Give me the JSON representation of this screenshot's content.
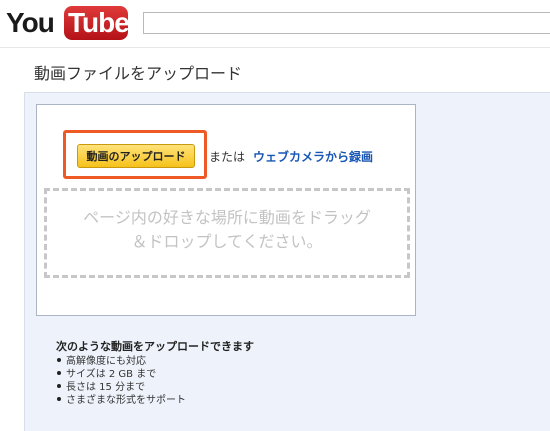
{
  "header": {
    "logo_you": "You",
    "logo_tube": "Tube",
    "search_value": ""
  },
  "page": {
    "title": "動画ファイルをアップロード"
  },
  "upload": {
    "button_label": "動画のアップロード",
    "or_text": "または",
    "webcam_link": "ウェブカメラから録画",
    "drop_text_line1": "ページ内の好きな場所に動画をドラッグ",
    "drop_text_line2": "＆ドロップしてください。"
  },
  "requirements": {
    "title": "次のような動画をアップロードできます",
    "items": [
      "高解像度にも対応",
      "サイズは 2 GB まで",
      "長さは 15 分まで",
      "さまざまな形式をサポート"
    ]
  },
  "colors": {
    "brand_red": "#cc181e",
    "button_yellow": "#f6c21b",
    "highlight_orange": "#ee5a26",
    "link_blue": "#1756b4",
    "panel_bg": "#eef3fb"
  }
}
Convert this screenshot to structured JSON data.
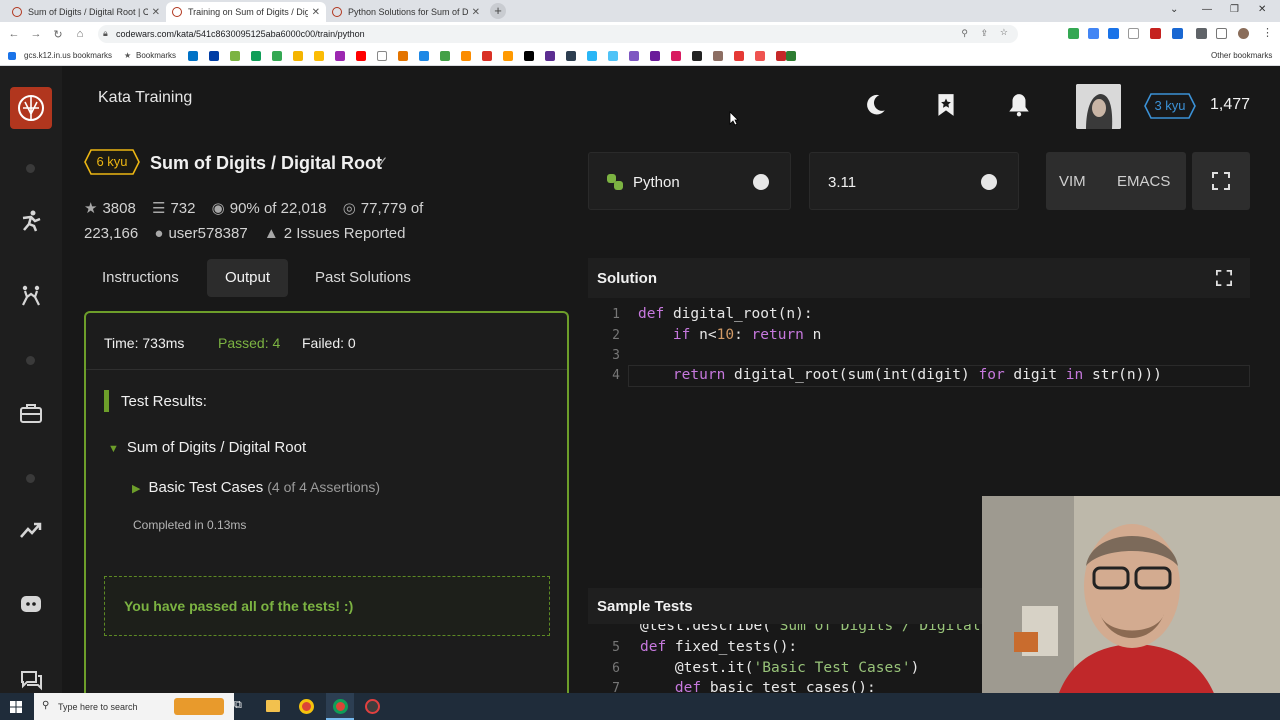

-------------------------

Task to complete: Copy out every line of the material above that mentions the word "screenshot".

Answer below:
Give me the JSON representation of this screenshot's content.
Convert this screenshot to structured JSON data.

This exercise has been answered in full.